[Records from a dataset]
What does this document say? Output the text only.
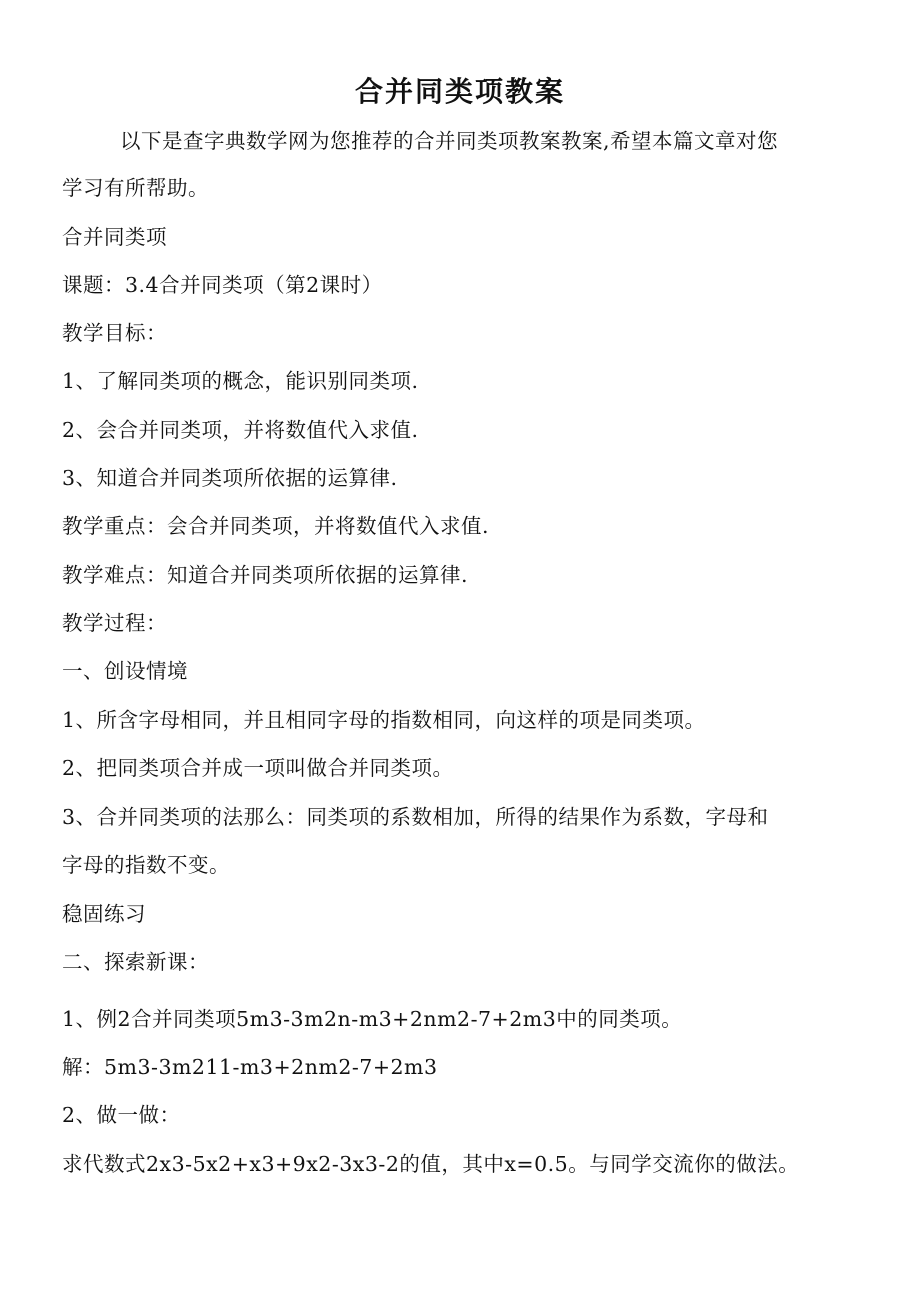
合并同类项教案
以下是查字典数学网为您推荐的合并同类项教案教案,希望本篇文章对您
学习有所帮助。
合并同类项
课题：3.4合并同类项（第2课时）
教学目标：
1、了解同类项的概念，能识别同类项.
2、会合并同类项，并将数值代入求值.
3、知道合并同类项所依据的运算律.
教学重点：会合并同类项，并将数值代入求值.
教学难点：知道合并同类项所依据的运算律.
教学过程：
一、创设情境
1、所含字母相同，并且相同字母的指数相同，向这样的项是同类项。
2、把同类项合并成一项叫做合并同类项。
3、合并同类项的法那么：同类项的系数相加，所得的结果作为系数，字母和
字母的指数不变。
稳固练习
二、探索新课：
1、例2合并同类项5m3-3m2n-m3+2nm2-7+2m3中的同类项。
解：5m3-3m211-m3+2nm2-7+2m3
2、做一做：
求代数式2x3-5x2+x3+9x2-3x3-2的值，其中x=0.5。与同学交流你的做法。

## Task statement
Take the data above and repeat it exactly, leaving each picture out.

## Task response
What does this document say? Output the text only.
合并同类项教案
以下是查字典数学网为您推荐的合并同类项教案教案,希望本篇文章对您
学习有所帮助。
合并同类项
课题：3.4合并同类项（第2课时）
教学目标：
1、了解同类项的概念，能识别同类项.
2、会合并同类项，并将数值代入求值.
3、知道合并同类项所依据的运算律.
教学重点：会合并同类项，并将数值代入求值.
教学难点：知道合并同类项所依据的运算律.
教学过程：
一、创设情境
1、所含字母相同，并且相同字母的指数相同，向这样的项是同类项。
2、把同类项合并成一项叫做合并同类项。
3、合并同类项的法那么：同类项的系数相加，所得的结果作为系数，字母和
字母的指数不变。
稳固练习
二、探索新课：
1、例2合并同类项5m3-3m2n-m3+2nm2-7+2m3中的同类项。
解：5m3-3m211-m3+2nm2-7+2m3
2、做一做：
求代数式2x3-5x2+x3+9x2-3x3-2的值，其中x=0.5。与同学交流你的做法。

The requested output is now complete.